#### Your objective
Restate the records below word for word.

#### Collected data
[START]

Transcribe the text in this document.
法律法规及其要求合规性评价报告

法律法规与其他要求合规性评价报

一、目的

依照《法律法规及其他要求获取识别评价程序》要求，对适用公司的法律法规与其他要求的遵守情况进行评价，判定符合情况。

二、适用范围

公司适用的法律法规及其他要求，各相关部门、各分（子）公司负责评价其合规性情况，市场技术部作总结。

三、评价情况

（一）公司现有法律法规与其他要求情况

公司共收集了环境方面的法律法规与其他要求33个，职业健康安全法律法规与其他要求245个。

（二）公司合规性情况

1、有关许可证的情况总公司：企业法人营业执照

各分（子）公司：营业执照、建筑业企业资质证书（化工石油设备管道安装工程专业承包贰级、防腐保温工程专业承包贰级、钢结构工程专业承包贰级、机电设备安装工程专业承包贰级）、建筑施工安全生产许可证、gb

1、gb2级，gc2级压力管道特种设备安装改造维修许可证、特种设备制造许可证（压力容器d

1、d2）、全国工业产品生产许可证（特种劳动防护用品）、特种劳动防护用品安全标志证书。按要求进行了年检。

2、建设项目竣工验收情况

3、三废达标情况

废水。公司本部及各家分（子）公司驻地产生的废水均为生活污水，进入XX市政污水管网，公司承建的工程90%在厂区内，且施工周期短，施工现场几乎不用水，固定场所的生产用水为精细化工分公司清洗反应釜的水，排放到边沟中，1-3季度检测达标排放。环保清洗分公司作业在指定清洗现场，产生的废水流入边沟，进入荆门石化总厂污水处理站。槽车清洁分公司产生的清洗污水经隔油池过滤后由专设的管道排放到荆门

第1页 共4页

[END]

#### In response
Transcribe the text in this document.
法律法规及其要求合规性评价报告

法律法规与其他要求合规性评价报

一、目的

依照《法律法规及其他要求获取识别评价程序》要求，对适用公司的法律法规与其他要求的遵守情况进行评价，判定符合情况。

二、适用范围

公司适用的法律法规及其他要求，各相关部门、各分（子）公司负责评价其合规性情况，市场技术部作总结。

三、评价情况

（一）公司现有法律法规与其他要求情况

公司共收集了环境方面的法律法规与其他要求33个，职业健康安全法律法规与其他要求245个。

（二）公司合规性情况

1、有关许可证的情况总公司：企业法人营业执照

各分（子）公司：营业执照、建筑业企业资质证书（化工石油设备管道安装工程专业承包贰级、防腐保温工程专业承包贰级、钢结构工程专业承包贰级、机电设备安装工程专业承包贰级）、建筑施工安全生产许可证、gb

1、gb2级，gc2级压力管道特种设备安装改造维修许可证、特种设备制造许可证（压力容器d

1、d2）、全国工业产品生产许可证（特种劳动防护用品）、特种劳动防护用品安全标志证书。按要求进行了年检。

2、建设项目竣工验收情况

3、三废达标情况

废水。公司本部及各家分（子）公司驻地产生的废水均为生活污水，进入XX市政污水管网，公司承建的工程90%在厂区内，且施工周期短，施工现场几乎不用水，固定场所的生产用水为精细化工分公司清洗反应釜的水，排放到边沟中，1-3季度检测达标排放。环保清洗分公司作业在指定清洗现场，产生的废水流入边沟，进入荆门石化总厂污水处理站。槽车清洁分公司产生的清洗污水经隔油池过滤后由专设的管道排放到荆门

第1页 共4页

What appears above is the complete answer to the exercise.